* **MATERIAL FOR THIS TASK**
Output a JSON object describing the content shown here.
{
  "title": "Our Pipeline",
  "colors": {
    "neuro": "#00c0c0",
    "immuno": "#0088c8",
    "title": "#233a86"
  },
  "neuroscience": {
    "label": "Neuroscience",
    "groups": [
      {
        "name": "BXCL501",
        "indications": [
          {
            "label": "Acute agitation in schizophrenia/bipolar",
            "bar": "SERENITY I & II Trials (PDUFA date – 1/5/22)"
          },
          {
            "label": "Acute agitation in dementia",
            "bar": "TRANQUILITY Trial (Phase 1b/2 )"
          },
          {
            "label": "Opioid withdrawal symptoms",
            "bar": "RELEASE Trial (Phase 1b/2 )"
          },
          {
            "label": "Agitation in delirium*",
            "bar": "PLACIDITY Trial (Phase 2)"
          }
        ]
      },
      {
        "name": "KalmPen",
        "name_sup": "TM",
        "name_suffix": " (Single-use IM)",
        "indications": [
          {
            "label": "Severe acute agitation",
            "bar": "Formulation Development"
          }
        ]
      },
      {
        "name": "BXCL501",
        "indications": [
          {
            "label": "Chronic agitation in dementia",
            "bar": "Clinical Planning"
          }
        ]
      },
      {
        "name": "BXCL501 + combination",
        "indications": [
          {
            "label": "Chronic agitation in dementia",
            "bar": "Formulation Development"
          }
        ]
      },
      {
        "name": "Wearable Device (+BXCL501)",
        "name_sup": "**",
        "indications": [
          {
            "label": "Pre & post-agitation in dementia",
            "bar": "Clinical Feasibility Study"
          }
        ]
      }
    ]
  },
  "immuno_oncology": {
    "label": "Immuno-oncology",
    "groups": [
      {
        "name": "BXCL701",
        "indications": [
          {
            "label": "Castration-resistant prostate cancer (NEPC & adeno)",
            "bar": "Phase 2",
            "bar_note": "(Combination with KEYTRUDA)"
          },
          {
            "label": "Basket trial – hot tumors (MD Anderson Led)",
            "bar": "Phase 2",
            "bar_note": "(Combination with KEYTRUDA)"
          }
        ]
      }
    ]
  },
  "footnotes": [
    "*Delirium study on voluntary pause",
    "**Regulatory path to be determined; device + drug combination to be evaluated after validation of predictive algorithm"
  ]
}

* **EXERCISE**
All records shown above need to be written out again verbatim.

* **EXERCISE ANSWER**
Output a JSON object describing the content shown here.
{
  "title": "Our Pipeline",
  "colors": {
    "neuro": "#00c0c0",
    "immuno": "#0088c8",
    "title": "#233a86"
  },
  "neuroscience": {
    "label": "Neuroscience",
    "groups": [
      {
        "name": "BXCL501",
        "indications": [
          {
            "label": "Acute agitation in schizophrenia/bipolar",
            "bar": "SERENITY I & II Trials (PDUFA date – 1/5/22)"
          },
          {
            "label": "Acute agitation in dementia",
            "bar": "TRANQUILITY Trial (Phase 1b/2 )"
          },
          {
            "label": "Opioid withdrawal symptoms",
            "bar": "RELEASE Trial (Phase 1b/2 )"
          },
          {
            "label": "Agitation in delirium*",
            "bar": "PLACIDITY Trial (Phase 2)"
          }
        ]
      },
      {
        "name": "KalmPen",
        "name_sup": "TM",
        "name_suffix": " (Single-use IM)",
        "indications": [
          {
            "label": "Severe acute agitation",
            "bar": "Formulation Development"
          }
        ]
      },
      {
        "name": "BXCL501",
        "indications": [
          {
            "label": "Chronic agitation in dementia",
            "bar": "Clinical Planning"
          }
        ]
      },
      {
        "name": "BXCL501 + combination",
        "indications": [
          {
            "label": "Chronic agitation in dementia",
            "bar": "Formulation Development"
          }
        ]
      },
      {
        "name": "Wearable Device (+BXCL501)",
        "name_sup": "**",
        "indications": [
          {
            "label": "Pre & post-agitation in dementia",
            "bar": "Clinical Feasibility Study"
          }
        ]
      }
    ]
  },
  "immuno_oncology": {
    "label": "Immuno-oncology",
    "groups": [
      {
        "name": "BXCL701",
        "indications": [
          {
            "label": "Castration-resistant prostate cancer (NEPC & adeno)",
            "bar": "Phase 2",
            "bar_note": "(Combination with KEYTRUDA)"
          },
          {
            "label": "Basket trial – hot tumors (MD Anderson Led)",
            "bar": "Phase 2",
            "bar_note": "(Combination with KEYTRUDA)"
          }
        ]
      }
    ]
  },
  "footnotes": [
    "*Delirium study on voluntary pause",
    "**Regulatory path to be determined; device + drug combination to be evaluated after validation of predictive algorithm"
  ]
}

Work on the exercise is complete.